PROBLEM REQUIREMENTS ->
Leave out the pictures and repeat every record exactly.

MATERIAL PROVIDED ->
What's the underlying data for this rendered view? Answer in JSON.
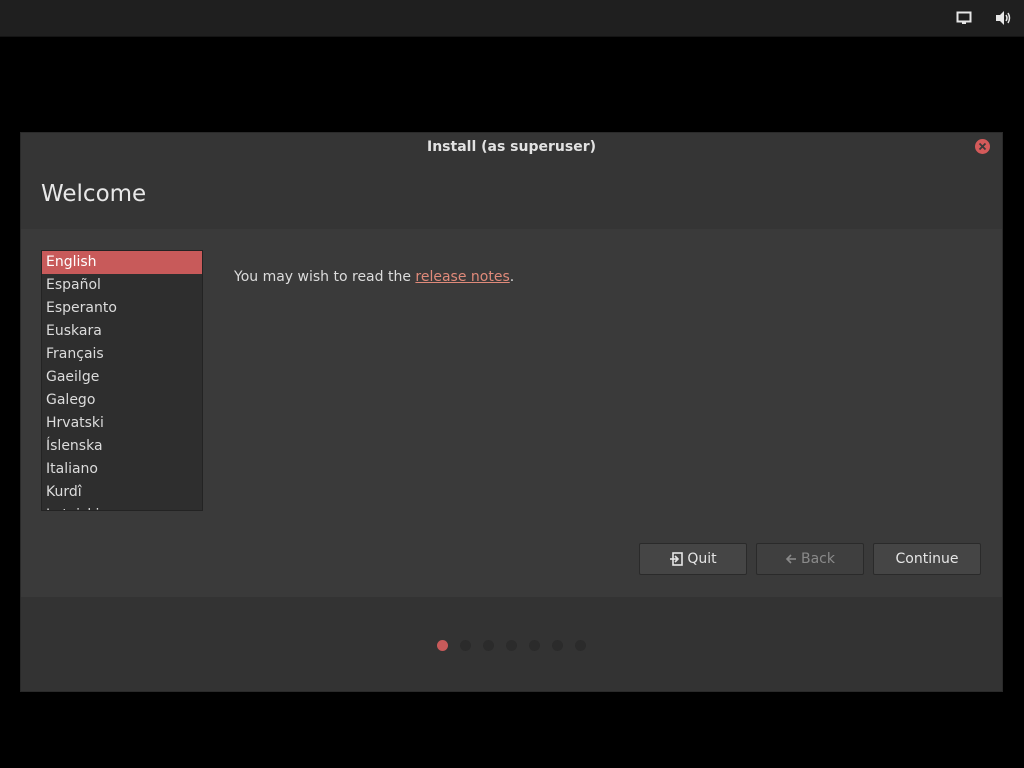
{
  "top_panel": {
    "icons": [
      "display-icon",
      "volume-icon"
    ]
  },
  "window": {
    "title": "Install (as superuser)",
    "close_icon": "close-icon"
  },
  "page": {
    "title": "Welcome"
  },
  "languages": {
    "selected_index": 0,
    "items": [
      "English",
      "Español",
      "Esperanto",
      "Euskara",
      "Français",
      "Gaeilge",
      "Galego",
      "Hrvatski",
      "Íslenska",
      "Italiano",
      "Kurdî",
      "Latviski"
    ]
  },
  "release": {
    "prefix": "You may wish to read the ",
    "link_label": "release notes",
    "suffix": "."
  },
  "buttons": {
    "quit_label": "Quit",
    "back_label": "Back",
    "continue_label": "Continue"
  },
  "progress": {
    "total_steps": 7,
    "current_step": 1
  },
  "colors": {
    "accent": "#c85a5a",
    "link": "#e08a7a",
    "window_bg": "#353535",
    "content_bg": "#3a3a3a"
  }
}
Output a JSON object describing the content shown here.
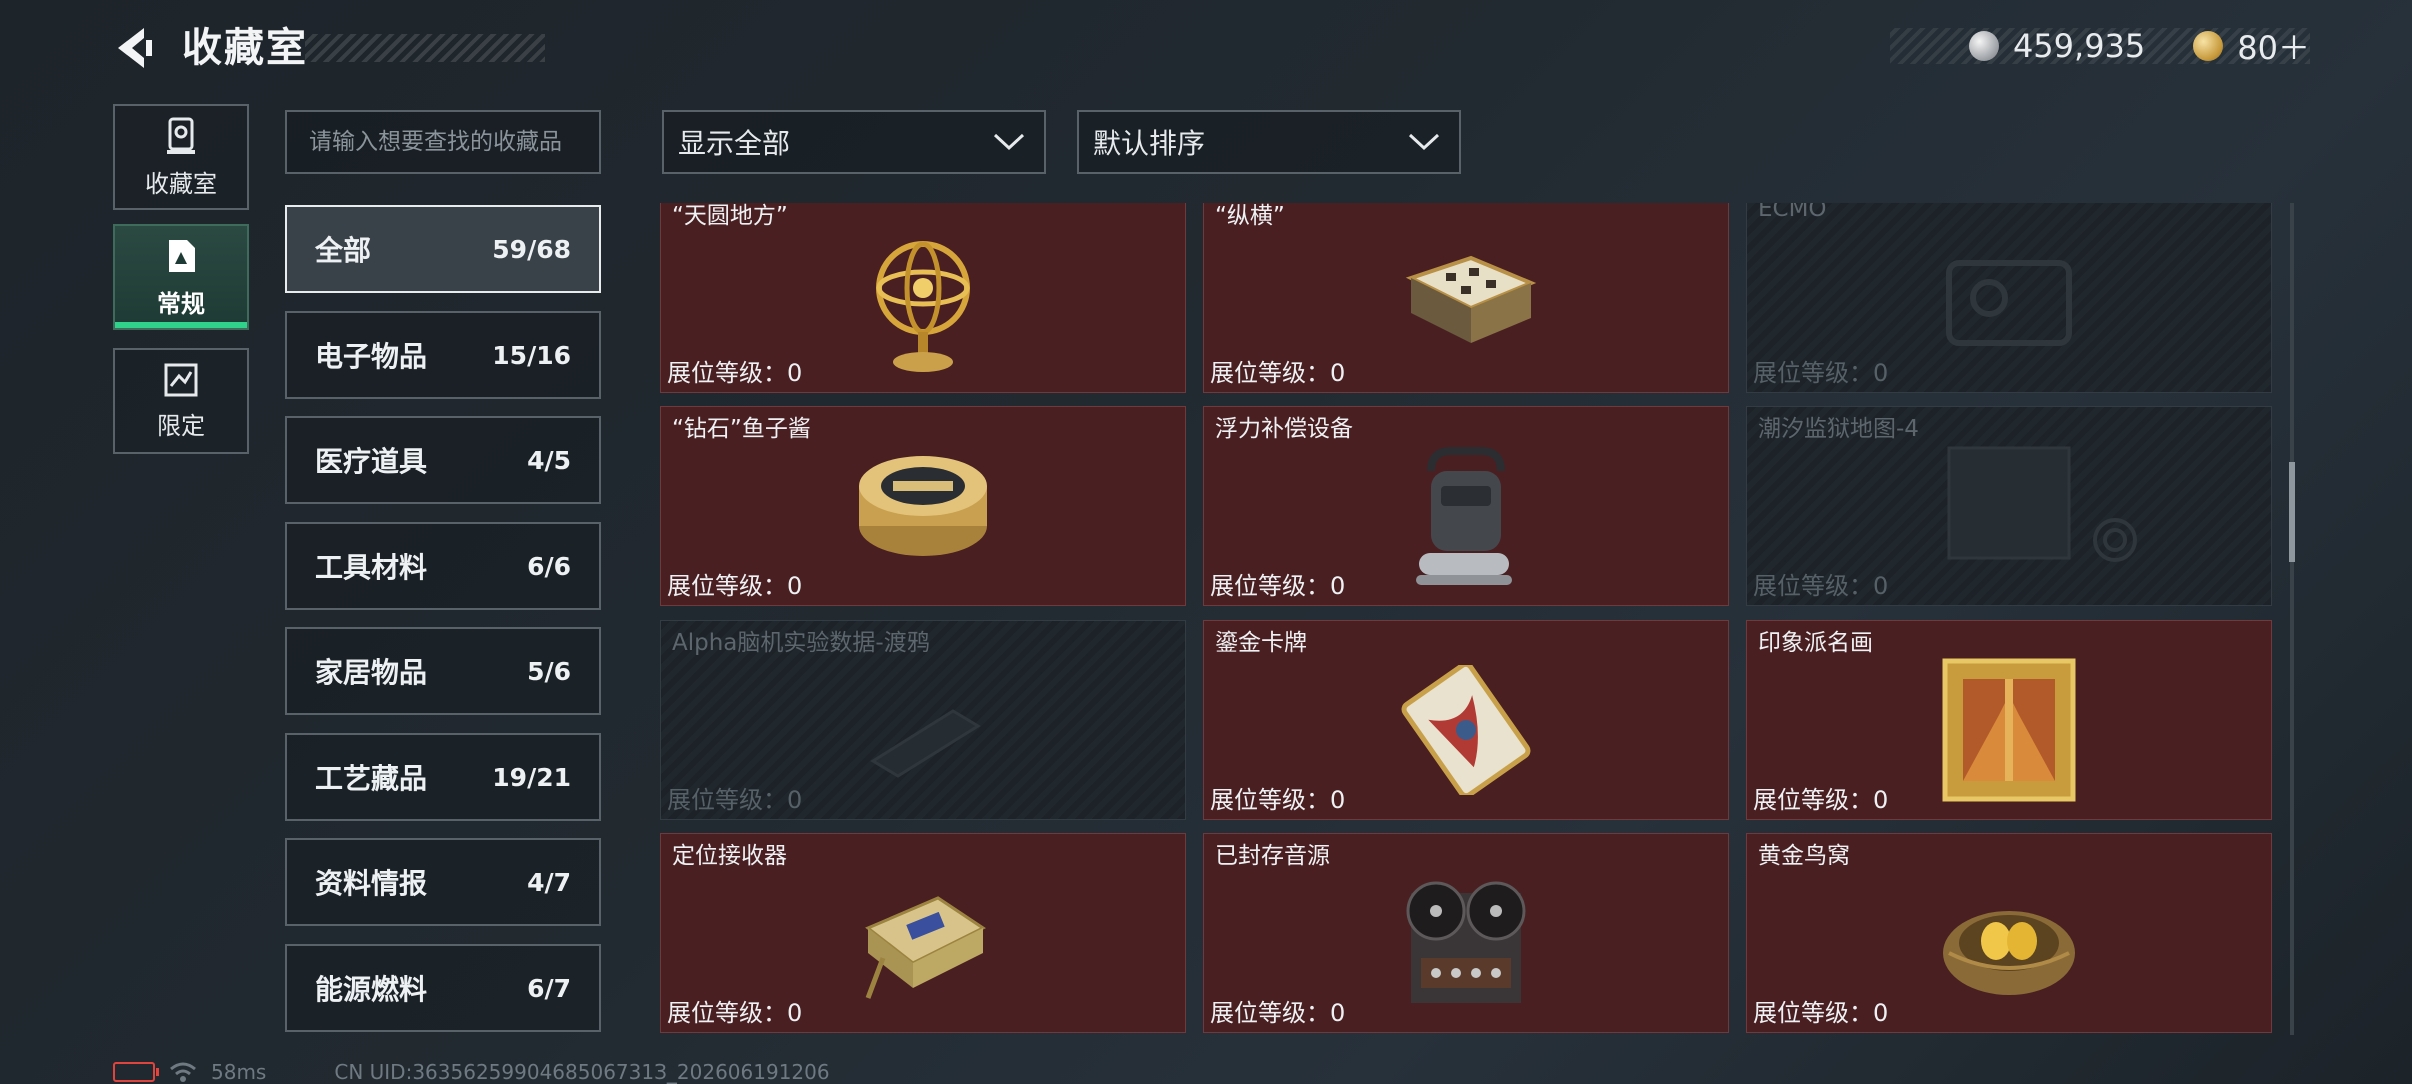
{
  "header": {
    "title": "收藏室",
    "currency": [
      {
        "icon": "silver-coin-icon",
        "value": "459,935"
      },
      {
        "icon": "gold-coin-icon",
        "value": "80＋"
      }
    ]
  },
  "rail": [
    {
      "label": "收藏室",
      "icon": "collection-room-icon"
    },
    {
      "label": "常规",
      "icon": "regular-icon",
      "active": true
    },
    {
      "label": "限定",
      "icon": "limited-icon"
    }
  ],
  "search": {
    "placeholder": "请输入想要查找的收藏品"
  },
  "filters": {
    "display": "显示全部",
    "sort": "默认排序"
  },
  "categories": [
    {
      "name": "全部",
      "count": "59/68",
      "active": true
    },
    {
      "name": "电子物品",
      "count": "15/16"
    },
    {
      "name": "医疗道具",
      "count": "4/5"
    },
    {
      "name": "工具材料",
      "count": "6/6"
    },
    {
      "name": "家居物品",
      "count": "5/6"
    },
    {
      "name": "工艺藏品",
      "count": "19/21"
    },
    {
      "name": "资料情报",
      "count": "4/7"
    },
    {
      "name": "能源燃料",
      "count": "6/7"
    }
  ],
  "items": [
    {
      "name": "“天圆地方”",
      "level": "展位等级：0",
      "locked": false,
      "icon": "armillary-sphere-icon"
    },
    {
      "name": "“纵横”",
      "level": "展位等级：0",
      "locked": false,
      "icon": "chess-box-icon"
    },
    {
      "name": "ECMO",
      "level": "展位等级：0",
      "locked": true,
      "icon": "ecmo-machine-icon"
    },
    {
      "name": "“钻石”鱼子酱",
      "level": "展位等级：0",
      "locked": false,
      "icon": "caviar-tin-icon"
    },
    {
      "name": "浮力补偿设备",
      "level": "展位等级：0",
      "locked": false,
      "icon": "buoyancy-device-icon"
    },
    {
      "name": "潮汐监狱地图-4",
      "level": "展位等级：0",
      "locked": true,
      "icon": "map-icon"
    },
    {
      "name": "Alpha脑机实验数据-渡鸦",
      "level": "展位等级：0",
      "locked": true,
      "icon": "data-drive-icon"
    },
    {
      "name": "鎏金卡牌",
      "level": "展位等级：0",
      "locked": false,
      "icon": "gilded-card-icon"
    },
    {
      "name": "印象派名画",
      "level": "展位等级：0",
      "locked": false,
      "icon": "framed-painting-icon"
    },
    {
      "name": "定位接收器",
      "level": "展位等级：0",
      "locked": false,
      "icon": "gps-receiver-icon"
    },
    {
      "name": "已封存音源",
      "level": "展位等级：0",
      "locked": false,
      "icon": "reel-recorder-icon"
    },
    {
      "name": "黄金鸟窝",
      "level": "展位等级：0",
      "locked": false,
      "icon": "golden-nest-icon"
    }
  ],
  "footer": {
    "ping": "58ms",
    "uid": "CN UID:3635625990468506731З_202606191206"
  }
}
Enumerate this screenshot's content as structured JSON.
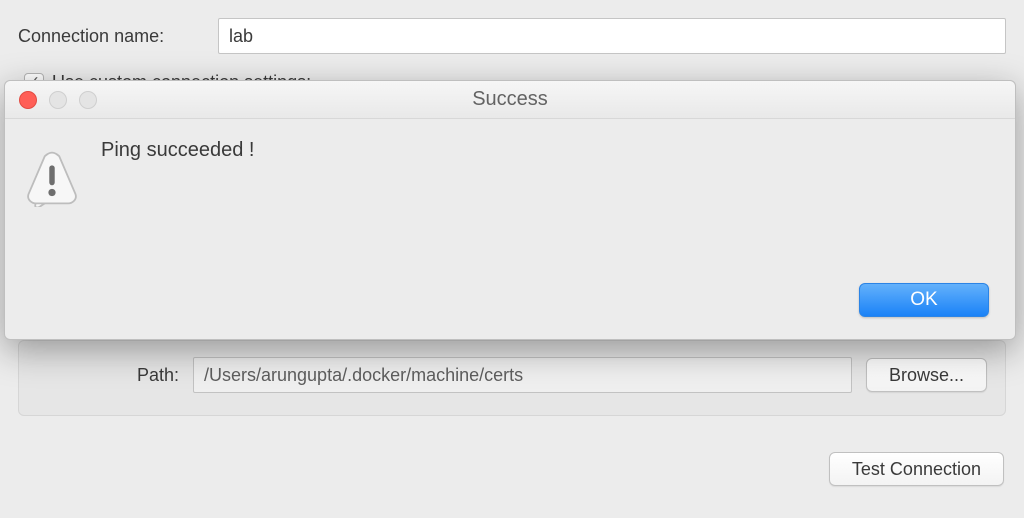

THE COMPLETED TASK ->
What's the underlying data for this rendered view? Answer in JSON.
{
  "top_panel": {
    "icons": [
      "display-icon",
      "volume-icon"
    ]
  },
  "window": {
    "title": "Install (as superuser)",
    "close_icon": "close-icon"
  },
  "page": {
    "title": "Welcome"
  },
  "languages": {
    "selected_index": 0,
    "items": [
      "English",
      "Español",
      "Esperanto",
      "Euskara",
      "Français",
      "Gaeilge",
      "Galego",
      "Hrvatski",
      "Íslenska",
      "Italiano",
      "Kurdî",
      "Latviski"
    ]
  },
  "release": {
    "prefix": "You may wish to read the ",
    "link_label": "release notes",
    "suffix": "."
  },
  "buttons": {
    "quit_label": "Quit",
    "back_label": "Back",
    "continue_label": "Continue"
  },
  "progress": {
    "total_steps": 7,
    "current_step": 1
  },
  "colors": {
    "accent": "#c85a5a",
    "link": "#e08a7a",
    "window_bg": "#353535",
    "content_bg": "#3a3a3a"
  }
}
Output a JSON object describing the content shown here.
{
  "header": {
    "title": "收藏室",
    "currency": [
      {
        "icon": "silver-coin-icon",
        "value": "459,935"
      },
      {
        "icon": "gold-coin-icon",
        "value": "80＋"
      }
    ]
  },
  "rail": [
    {
      "label": "收藏室",
      "icon": "collection-room-icon"
    },
    {
      "label": "常规",
      "icon": "regular-icon",
      "active": true
    },
    {
      "label": "限定",
      "icon": "limited-icon"
    }
  ],
  "search": {
    "placeholder": "请输入想要查找的收藏品"
  },
  "filters": {
    "display": "显示全部",
    "sort": "默认排序"
  },
  "categories": [
    {
      "name": "全部",
      "count": "59/68",
      "active": true
    },
    {
      "name": "电子物品",
      "count": "15/16"
    },
    {
      "name": "医疗道具",
      "count": "4/5"
    },
    {
      "name": "工具材料",
      "count": "6/6"
    },
    {
      "name": "家居物品",
      "count": "5/6"
    },
    {
      "name": "工艺藏品",
      "count": "19/21"
    },
    {
      "name": "资料情报",
      "count": "4/7"
    },
    {
      "name": "能源燃料",
      "count": "6/7"
    }
  ],
  "items": [
    {
      "name": "“天圆地方”",
      "level": "展位等级：0",
      "locked": false,
      "icon": "armillary-sphere-icon"
    },
    {
      "name": "“纵横”",
      "level": "展位等级：0",
      "locked": false,
      "icon": "chess-box-icon"
    },
    {
      "name": "ECMO",
      "level": "展位等级：0",
      "locked": true,
      "icon": "ecmo-machine-icon"
    },
    {
      "name": "“钻石”鱼子酱",
      "level": "展位等级：0",
      "locked": false,
      "icon": "caviar-tin-icon"
    },
    {
      "name": "浮力补偿设备",
      "level": "展位等级：0",
      "locked": false,
      "icon": "buoyancy-device-icon"
    },
    {
      "name": "潮汐监狱地图-4",
      "level": "展位等级：0",
      "locked": true,
      "icon": "map-icon"
    },
    {
      "name": "Alpha脑机实验数据-渡鸦",
      "level": "展位等级：0",
      "locked": true,
      "icon": "data-drive-icon"
    },
    {
      "name": "鎏金卡牌",
      "level": "展位等级：0",
      "locked": false,
      "icon": "gilded-card-icon"
    },
    {
      "name": "印象派名画",
      "level": "展位等级：0",
      "locked": false,
      "icon": "framed-painting-icon"
    },
    {
      "name": "定位接收器",
      "level": "展位等级：0",
      "locked": false,
      "icon": "gps-receiver-icon"
    },
    {
      "name": "已封存音源",
      "level": "展位等级：0",
      "locked": false,
      "icon": "reel-recorder-icon"
    },
    {
      "name": "黄金鸟窝",
      "level": "展位等级：0",
      "locked": false,
      "icon": "golden-nest-icon"
    }
  ],
  "footer": {
    "ping": "58ms",
    "uid": "CN UID:3635625990468506731З_202606191206"
  }
}
Enumerate this screenshot's content as structured JSON.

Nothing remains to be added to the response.